(TASK PROMPT): Copy the records below exactly as they appear.

(RAW RECORDS):
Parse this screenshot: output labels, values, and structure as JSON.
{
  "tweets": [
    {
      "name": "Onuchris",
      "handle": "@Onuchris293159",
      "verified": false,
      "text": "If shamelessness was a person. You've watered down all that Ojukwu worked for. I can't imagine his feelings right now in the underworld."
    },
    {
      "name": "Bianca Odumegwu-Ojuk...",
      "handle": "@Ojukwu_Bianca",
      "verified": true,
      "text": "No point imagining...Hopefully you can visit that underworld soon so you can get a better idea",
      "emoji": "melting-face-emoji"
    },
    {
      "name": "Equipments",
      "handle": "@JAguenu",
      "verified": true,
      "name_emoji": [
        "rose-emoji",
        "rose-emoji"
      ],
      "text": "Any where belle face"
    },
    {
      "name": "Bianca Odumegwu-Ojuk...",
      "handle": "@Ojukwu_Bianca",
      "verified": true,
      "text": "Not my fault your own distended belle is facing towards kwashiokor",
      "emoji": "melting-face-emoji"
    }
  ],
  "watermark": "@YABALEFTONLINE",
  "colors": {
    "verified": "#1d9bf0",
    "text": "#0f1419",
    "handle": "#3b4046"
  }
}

(EXERCISE RESULT):
Parse this screenshot: output labels, values, and structure as JSON.
{
  "tweets": [
    {
      "name": "Onuchris",
      "handle": "@Onuchris293159",
      "verified": false,
      "text": "If shamelessness was a person. You've watered down all that Ojukwu worked for. I can't imagine his feelings right now in the underworld."
    },
    {
      "name": "Bianca Odumegwu-Ojuk...",
      "handle": "@Ojukwu_Bianca",
      "verified": true,
      "text": "No point imagining...Hopefully you can visit that underworld soon so you can get a better idea",
      "emoji": "melting-face-emoji"
    },
    {
      "name": "Equipments",
      "handle": "@JAguenu",
      "verified": true,
      "name_emoji": [
        "rose-emoji",
        "rose-emoji"
      ],
      "text": "Any where belle face"
    },
    {
      "name": "Bianca Odumegwu-Ojuk...",
      "handle": "@Ojukwu_Bianca",
      "verified": true,
      "text": "Not my fault your own distended belle is facing towards kwashiokor",
      "emoji": "melting-face-emoji"
    }
  ],
  "watermark": "@YABALEFTONLINE",
  "colors": {
    "verified": "#1d9bf0",
    "text": "#0f1419",
    "handle": "#3b4046"
  }
}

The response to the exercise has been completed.